How many lines in the listing below include the word "ylabel"? Reply with the count alone.
-- begin Records shown --
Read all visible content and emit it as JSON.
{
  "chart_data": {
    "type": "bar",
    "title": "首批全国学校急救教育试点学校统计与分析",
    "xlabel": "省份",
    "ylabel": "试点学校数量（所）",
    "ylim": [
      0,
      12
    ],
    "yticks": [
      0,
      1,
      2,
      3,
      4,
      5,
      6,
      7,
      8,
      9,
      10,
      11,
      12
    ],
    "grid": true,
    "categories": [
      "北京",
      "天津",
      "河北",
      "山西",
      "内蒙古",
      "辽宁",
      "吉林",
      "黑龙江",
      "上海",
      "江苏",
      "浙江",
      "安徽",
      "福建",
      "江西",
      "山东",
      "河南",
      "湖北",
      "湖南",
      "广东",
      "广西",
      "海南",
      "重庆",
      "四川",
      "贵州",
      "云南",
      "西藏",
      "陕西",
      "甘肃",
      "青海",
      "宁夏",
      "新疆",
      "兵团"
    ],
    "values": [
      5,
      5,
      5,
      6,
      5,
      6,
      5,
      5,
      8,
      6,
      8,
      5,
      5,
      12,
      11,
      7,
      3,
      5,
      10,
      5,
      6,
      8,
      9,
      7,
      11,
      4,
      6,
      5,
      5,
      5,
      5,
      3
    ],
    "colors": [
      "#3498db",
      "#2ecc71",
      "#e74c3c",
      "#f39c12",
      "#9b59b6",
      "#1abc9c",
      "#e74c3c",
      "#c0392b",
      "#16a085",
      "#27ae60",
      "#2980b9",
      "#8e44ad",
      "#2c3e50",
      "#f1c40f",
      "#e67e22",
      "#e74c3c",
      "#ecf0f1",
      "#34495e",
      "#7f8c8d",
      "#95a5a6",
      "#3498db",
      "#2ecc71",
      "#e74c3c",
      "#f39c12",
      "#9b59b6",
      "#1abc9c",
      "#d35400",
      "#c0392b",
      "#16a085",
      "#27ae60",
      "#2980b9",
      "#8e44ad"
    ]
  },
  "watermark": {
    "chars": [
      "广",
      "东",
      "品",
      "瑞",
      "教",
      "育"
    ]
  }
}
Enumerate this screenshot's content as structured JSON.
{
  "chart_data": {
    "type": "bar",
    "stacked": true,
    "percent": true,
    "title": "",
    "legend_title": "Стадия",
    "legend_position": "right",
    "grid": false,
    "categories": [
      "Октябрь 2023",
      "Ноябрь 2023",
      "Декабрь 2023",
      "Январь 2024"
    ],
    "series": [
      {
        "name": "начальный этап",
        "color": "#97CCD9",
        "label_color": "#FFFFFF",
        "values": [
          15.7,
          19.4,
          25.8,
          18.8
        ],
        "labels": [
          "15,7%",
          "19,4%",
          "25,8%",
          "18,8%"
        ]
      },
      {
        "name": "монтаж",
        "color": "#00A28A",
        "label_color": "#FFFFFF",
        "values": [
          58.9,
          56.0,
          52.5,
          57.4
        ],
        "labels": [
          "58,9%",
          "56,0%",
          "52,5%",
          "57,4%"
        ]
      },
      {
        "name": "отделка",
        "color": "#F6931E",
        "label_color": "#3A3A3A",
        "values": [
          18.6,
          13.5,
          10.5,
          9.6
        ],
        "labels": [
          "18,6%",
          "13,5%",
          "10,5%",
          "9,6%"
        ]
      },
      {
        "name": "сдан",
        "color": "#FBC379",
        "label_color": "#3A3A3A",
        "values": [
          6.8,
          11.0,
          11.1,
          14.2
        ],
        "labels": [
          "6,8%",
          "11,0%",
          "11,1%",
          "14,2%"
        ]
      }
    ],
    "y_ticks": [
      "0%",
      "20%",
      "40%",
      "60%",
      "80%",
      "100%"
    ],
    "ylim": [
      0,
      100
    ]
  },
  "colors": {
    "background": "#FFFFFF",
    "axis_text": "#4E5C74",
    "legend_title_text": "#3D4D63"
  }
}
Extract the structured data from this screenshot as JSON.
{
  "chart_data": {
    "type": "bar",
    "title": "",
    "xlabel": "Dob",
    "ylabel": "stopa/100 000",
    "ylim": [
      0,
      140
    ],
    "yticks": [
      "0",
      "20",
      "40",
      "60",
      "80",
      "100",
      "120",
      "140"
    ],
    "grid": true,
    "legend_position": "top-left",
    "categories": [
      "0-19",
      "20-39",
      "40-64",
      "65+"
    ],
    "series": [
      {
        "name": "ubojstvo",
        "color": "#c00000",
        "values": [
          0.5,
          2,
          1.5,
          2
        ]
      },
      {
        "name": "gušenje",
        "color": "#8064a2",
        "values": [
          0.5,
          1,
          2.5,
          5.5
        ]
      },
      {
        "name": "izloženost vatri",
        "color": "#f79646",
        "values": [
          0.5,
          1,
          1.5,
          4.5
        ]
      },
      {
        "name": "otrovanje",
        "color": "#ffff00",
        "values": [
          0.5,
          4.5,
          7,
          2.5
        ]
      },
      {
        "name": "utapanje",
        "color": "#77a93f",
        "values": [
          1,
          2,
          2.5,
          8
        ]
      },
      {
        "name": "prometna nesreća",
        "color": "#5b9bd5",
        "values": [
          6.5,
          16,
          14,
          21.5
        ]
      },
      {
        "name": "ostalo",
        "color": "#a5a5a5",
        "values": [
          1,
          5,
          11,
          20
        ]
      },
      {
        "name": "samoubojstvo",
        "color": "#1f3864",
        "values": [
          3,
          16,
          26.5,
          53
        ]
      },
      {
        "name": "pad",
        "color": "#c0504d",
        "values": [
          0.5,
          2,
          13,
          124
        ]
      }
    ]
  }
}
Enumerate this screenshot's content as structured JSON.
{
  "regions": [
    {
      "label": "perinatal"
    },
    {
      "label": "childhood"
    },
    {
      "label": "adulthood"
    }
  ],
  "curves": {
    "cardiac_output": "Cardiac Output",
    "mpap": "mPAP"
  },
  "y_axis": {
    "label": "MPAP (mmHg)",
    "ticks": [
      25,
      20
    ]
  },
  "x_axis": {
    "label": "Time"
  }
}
-- end Records shown --
- **Correct output**
2